### THE REQUEST
List each line of the data in which the string "доход" appears.

### EXERCISE INPUT
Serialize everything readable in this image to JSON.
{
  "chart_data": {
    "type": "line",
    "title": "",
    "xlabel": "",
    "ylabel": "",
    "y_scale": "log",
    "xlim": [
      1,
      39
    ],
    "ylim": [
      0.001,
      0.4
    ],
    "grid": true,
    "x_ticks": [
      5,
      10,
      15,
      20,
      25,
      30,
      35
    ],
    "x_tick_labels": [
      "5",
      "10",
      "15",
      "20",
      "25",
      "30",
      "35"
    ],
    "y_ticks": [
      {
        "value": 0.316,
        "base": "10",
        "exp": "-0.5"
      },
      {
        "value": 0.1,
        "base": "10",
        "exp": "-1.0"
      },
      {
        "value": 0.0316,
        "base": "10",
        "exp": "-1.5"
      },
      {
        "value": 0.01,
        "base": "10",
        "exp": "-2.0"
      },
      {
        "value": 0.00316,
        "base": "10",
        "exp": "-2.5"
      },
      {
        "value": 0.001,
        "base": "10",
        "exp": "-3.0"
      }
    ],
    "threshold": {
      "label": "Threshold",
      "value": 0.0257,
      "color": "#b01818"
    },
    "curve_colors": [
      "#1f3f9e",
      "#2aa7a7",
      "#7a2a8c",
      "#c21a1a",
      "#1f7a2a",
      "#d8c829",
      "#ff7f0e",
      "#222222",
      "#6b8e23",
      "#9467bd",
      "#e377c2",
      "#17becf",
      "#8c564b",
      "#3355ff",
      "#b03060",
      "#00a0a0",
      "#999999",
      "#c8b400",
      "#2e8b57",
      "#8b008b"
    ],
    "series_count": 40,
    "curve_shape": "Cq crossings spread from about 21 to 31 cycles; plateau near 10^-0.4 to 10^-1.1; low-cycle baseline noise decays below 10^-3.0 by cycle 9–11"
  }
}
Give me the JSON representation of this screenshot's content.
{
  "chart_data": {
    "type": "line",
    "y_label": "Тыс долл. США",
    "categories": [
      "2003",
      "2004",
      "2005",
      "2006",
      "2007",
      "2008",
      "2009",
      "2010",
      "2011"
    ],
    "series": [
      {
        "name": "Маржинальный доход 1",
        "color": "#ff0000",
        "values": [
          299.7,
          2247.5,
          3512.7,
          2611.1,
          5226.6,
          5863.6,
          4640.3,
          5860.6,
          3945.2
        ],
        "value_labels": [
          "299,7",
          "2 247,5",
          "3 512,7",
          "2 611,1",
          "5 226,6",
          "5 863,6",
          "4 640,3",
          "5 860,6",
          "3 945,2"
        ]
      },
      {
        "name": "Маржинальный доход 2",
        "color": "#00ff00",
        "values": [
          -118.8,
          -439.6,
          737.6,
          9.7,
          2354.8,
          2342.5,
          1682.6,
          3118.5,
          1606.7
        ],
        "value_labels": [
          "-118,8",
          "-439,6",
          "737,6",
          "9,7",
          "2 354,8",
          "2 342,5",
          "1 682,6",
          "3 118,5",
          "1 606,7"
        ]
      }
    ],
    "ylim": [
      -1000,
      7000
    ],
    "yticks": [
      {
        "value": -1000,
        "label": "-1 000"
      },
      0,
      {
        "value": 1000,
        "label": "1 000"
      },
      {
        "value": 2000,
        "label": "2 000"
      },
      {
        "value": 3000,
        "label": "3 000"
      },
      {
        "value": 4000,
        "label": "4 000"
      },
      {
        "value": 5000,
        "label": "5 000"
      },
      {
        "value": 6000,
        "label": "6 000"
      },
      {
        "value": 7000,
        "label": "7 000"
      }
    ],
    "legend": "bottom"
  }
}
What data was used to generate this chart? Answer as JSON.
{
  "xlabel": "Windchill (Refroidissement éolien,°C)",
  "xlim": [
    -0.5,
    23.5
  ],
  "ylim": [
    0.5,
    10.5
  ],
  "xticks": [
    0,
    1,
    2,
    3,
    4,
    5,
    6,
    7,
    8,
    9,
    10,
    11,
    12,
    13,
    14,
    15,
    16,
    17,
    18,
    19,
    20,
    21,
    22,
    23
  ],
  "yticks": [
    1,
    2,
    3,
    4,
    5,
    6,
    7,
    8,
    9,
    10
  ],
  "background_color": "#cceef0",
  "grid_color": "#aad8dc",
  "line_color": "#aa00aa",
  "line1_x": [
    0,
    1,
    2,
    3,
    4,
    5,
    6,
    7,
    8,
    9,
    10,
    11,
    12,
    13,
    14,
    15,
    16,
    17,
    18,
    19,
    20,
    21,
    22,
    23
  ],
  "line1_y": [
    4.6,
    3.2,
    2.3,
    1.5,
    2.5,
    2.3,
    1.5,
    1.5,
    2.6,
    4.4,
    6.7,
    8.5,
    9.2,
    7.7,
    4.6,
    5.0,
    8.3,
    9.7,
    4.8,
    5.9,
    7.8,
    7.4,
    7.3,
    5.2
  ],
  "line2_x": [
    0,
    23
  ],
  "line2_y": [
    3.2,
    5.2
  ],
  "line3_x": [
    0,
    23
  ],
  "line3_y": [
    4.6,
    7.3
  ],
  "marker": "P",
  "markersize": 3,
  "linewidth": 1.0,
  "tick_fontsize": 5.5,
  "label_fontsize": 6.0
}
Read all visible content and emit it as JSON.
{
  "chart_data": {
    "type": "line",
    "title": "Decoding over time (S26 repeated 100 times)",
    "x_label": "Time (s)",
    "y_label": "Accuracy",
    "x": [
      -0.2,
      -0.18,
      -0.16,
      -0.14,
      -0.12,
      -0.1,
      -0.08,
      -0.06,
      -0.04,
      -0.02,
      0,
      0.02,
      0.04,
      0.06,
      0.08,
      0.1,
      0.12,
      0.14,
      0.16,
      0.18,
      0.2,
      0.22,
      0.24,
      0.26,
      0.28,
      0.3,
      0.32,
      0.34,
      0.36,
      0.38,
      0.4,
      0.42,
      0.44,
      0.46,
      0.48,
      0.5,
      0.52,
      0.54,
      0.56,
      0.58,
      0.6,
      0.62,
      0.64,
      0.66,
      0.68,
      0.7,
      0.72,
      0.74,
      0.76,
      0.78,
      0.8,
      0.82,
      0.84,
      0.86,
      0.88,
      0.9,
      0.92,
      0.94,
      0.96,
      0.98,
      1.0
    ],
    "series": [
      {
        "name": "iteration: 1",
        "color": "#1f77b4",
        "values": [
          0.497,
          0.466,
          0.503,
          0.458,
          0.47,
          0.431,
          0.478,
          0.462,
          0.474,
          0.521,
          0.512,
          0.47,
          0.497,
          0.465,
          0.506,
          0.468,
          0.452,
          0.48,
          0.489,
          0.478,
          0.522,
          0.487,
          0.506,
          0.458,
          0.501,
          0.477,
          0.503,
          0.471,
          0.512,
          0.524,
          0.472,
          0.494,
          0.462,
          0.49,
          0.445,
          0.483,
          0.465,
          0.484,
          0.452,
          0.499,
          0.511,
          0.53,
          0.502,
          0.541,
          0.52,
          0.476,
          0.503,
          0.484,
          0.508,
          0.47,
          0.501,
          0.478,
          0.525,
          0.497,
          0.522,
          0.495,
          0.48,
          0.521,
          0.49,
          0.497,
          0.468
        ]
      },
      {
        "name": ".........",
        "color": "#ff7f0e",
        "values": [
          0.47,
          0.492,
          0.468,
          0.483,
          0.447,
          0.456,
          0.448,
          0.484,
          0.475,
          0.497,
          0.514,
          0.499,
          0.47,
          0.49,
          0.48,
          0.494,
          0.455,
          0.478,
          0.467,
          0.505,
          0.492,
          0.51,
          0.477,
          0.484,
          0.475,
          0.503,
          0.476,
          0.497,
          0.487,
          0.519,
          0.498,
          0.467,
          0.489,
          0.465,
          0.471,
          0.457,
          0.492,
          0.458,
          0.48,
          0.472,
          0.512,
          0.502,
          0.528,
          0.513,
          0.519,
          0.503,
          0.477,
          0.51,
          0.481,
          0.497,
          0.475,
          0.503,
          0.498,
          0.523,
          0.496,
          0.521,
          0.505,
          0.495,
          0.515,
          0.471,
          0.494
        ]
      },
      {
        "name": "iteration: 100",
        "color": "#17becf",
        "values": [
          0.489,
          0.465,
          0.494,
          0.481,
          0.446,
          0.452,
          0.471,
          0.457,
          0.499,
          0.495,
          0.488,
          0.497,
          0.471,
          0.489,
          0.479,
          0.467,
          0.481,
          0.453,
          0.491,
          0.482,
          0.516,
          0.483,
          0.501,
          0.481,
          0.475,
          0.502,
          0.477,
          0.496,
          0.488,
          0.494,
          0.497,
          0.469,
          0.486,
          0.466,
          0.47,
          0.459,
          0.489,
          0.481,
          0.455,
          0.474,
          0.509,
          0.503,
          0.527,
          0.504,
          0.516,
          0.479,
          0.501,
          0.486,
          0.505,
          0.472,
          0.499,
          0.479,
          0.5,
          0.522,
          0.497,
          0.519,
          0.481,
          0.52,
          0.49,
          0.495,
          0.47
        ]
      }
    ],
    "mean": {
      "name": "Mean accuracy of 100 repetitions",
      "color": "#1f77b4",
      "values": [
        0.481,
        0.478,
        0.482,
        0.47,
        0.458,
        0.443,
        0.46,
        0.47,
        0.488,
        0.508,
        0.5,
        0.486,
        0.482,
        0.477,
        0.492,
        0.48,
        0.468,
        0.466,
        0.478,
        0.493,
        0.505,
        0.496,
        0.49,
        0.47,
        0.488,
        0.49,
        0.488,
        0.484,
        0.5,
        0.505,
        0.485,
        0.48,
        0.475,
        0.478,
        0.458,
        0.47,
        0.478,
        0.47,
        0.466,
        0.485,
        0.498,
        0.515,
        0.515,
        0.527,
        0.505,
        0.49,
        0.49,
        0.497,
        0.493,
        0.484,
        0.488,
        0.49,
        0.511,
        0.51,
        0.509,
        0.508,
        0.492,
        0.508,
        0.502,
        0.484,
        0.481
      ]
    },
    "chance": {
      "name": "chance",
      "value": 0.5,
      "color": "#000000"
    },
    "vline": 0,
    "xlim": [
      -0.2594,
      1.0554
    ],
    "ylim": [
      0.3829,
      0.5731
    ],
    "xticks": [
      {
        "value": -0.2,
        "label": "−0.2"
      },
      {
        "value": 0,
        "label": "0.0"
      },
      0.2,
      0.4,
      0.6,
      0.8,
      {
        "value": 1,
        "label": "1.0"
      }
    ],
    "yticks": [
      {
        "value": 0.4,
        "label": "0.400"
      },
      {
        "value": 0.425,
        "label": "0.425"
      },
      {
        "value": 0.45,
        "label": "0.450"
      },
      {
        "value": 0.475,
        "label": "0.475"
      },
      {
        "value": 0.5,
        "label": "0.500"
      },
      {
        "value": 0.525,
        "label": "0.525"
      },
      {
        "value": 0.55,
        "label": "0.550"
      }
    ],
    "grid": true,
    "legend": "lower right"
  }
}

### OUTPUT OF THE EXERCISE
        "name": "Маржинальный доход 1",
        "name": "Маржинальный доход 2",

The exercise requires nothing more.